[EXERCISE AIM] Determine the number of lines that have the string "name" in them, and give only that number.

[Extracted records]
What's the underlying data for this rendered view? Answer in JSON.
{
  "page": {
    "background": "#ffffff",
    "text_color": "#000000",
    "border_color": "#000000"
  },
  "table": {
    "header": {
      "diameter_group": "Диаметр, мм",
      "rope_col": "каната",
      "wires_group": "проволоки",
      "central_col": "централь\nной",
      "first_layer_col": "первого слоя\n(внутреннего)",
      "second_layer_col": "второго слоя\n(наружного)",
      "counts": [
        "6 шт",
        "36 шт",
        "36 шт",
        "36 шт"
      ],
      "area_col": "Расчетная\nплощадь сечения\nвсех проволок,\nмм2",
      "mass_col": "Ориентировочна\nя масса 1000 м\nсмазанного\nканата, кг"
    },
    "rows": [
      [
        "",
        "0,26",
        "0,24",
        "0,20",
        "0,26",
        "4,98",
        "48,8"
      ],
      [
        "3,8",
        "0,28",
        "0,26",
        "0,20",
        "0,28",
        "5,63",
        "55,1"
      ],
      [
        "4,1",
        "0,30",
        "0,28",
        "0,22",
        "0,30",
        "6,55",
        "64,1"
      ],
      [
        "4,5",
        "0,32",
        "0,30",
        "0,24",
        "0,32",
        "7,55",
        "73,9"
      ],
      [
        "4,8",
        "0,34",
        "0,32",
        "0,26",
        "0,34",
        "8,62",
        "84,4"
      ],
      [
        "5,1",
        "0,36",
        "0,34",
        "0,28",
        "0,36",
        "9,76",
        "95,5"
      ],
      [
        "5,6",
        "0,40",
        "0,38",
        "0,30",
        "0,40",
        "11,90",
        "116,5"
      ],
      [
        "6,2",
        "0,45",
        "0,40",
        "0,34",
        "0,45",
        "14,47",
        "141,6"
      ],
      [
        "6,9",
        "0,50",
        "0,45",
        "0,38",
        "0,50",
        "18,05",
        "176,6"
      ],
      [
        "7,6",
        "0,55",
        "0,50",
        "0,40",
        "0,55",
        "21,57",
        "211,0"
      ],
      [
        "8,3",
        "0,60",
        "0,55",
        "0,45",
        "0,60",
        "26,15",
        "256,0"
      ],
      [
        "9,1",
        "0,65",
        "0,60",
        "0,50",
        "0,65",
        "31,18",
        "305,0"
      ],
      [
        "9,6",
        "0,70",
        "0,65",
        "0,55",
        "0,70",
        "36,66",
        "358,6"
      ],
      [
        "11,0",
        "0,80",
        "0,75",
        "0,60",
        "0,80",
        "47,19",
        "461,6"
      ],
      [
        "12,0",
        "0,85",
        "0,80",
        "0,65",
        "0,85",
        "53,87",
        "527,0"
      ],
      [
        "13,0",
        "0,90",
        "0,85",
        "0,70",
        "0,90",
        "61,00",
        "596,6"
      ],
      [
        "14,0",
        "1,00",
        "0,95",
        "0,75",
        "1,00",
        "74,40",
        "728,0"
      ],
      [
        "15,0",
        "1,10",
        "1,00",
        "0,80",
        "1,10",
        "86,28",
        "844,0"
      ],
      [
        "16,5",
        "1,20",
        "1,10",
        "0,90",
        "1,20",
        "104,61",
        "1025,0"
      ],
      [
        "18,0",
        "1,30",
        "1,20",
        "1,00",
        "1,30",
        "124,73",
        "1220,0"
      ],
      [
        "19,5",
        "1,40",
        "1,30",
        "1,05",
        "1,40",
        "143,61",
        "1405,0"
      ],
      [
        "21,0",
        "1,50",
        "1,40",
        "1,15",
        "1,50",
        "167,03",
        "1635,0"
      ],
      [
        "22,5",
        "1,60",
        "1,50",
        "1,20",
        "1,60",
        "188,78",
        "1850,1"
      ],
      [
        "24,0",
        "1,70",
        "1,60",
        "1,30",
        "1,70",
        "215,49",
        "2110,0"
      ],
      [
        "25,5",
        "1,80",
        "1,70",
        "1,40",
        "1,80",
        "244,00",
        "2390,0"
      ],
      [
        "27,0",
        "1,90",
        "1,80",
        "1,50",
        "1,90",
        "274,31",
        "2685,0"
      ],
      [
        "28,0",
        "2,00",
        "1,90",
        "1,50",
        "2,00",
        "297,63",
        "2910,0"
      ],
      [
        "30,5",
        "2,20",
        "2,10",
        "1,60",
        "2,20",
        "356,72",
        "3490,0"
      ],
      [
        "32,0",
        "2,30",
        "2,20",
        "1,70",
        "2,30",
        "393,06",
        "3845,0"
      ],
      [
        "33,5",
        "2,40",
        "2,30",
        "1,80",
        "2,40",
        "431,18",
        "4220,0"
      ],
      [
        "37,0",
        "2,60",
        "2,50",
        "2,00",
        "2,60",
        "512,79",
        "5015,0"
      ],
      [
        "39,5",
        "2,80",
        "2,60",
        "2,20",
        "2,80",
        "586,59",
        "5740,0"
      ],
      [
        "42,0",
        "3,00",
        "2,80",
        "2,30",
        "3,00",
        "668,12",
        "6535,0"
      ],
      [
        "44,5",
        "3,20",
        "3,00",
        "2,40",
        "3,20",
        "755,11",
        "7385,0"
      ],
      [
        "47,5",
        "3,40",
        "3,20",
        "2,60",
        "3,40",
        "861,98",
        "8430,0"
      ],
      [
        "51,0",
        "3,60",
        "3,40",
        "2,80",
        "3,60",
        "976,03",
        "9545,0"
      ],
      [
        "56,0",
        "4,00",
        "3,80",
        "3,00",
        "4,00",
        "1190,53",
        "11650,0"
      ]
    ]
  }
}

...

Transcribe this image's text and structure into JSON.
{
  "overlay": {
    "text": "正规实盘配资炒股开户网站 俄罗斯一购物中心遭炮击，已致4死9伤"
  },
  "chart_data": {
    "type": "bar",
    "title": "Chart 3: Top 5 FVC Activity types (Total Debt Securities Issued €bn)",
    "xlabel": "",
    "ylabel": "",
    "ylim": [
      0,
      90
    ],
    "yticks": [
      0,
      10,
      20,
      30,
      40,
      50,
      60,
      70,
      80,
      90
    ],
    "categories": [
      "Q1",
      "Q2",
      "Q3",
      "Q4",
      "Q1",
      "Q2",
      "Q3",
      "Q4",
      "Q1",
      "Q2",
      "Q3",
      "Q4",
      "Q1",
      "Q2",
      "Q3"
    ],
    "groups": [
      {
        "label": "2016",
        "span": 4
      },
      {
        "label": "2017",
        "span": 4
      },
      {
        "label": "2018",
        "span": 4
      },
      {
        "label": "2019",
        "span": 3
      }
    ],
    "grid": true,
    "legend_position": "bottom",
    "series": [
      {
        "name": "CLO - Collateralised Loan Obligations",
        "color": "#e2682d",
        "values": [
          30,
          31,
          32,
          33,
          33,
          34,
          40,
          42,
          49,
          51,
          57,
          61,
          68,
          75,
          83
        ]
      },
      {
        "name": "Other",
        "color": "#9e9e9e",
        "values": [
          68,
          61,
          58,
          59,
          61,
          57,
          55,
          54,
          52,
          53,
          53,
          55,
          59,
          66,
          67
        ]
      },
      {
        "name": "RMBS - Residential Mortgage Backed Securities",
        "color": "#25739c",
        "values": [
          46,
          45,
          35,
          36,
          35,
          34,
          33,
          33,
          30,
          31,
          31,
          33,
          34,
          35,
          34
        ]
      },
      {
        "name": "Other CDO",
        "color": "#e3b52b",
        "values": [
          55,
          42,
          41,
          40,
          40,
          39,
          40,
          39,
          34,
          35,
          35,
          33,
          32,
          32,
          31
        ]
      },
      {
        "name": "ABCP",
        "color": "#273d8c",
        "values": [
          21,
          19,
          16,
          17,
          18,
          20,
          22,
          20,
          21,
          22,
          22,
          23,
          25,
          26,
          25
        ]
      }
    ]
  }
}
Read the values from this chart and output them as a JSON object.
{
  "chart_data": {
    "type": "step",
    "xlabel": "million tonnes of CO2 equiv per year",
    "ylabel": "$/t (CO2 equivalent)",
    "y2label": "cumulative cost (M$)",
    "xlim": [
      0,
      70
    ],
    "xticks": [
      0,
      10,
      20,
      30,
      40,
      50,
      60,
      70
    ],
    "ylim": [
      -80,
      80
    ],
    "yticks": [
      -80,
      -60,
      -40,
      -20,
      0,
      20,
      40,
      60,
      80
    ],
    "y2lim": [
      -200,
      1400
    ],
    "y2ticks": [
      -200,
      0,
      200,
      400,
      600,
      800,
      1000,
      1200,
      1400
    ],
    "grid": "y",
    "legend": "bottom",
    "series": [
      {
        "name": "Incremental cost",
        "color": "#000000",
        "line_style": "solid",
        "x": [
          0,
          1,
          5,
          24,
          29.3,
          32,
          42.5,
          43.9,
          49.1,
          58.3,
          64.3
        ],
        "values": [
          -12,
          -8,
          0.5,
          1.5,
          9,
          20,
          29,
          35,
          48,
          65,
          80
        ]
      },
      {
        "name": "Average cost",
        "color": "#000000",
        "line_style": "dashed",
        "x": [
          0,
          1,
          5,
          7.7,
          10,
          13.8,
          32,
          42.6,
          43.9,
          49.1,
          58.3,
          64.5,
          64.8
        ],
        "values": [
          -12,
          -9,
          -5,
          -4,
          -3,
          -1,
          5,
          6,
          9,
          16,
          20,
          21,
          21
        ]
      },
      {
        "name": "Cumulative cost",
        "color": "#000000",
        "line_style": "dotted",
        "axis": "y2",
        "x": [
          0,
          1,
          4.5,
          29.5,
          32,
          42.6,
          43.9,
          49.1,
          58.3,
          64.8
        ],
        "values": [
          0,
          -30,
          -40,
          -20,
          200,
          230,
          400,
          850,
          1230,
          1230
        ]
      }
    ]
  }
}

[ANSWER TO THE TASK] 8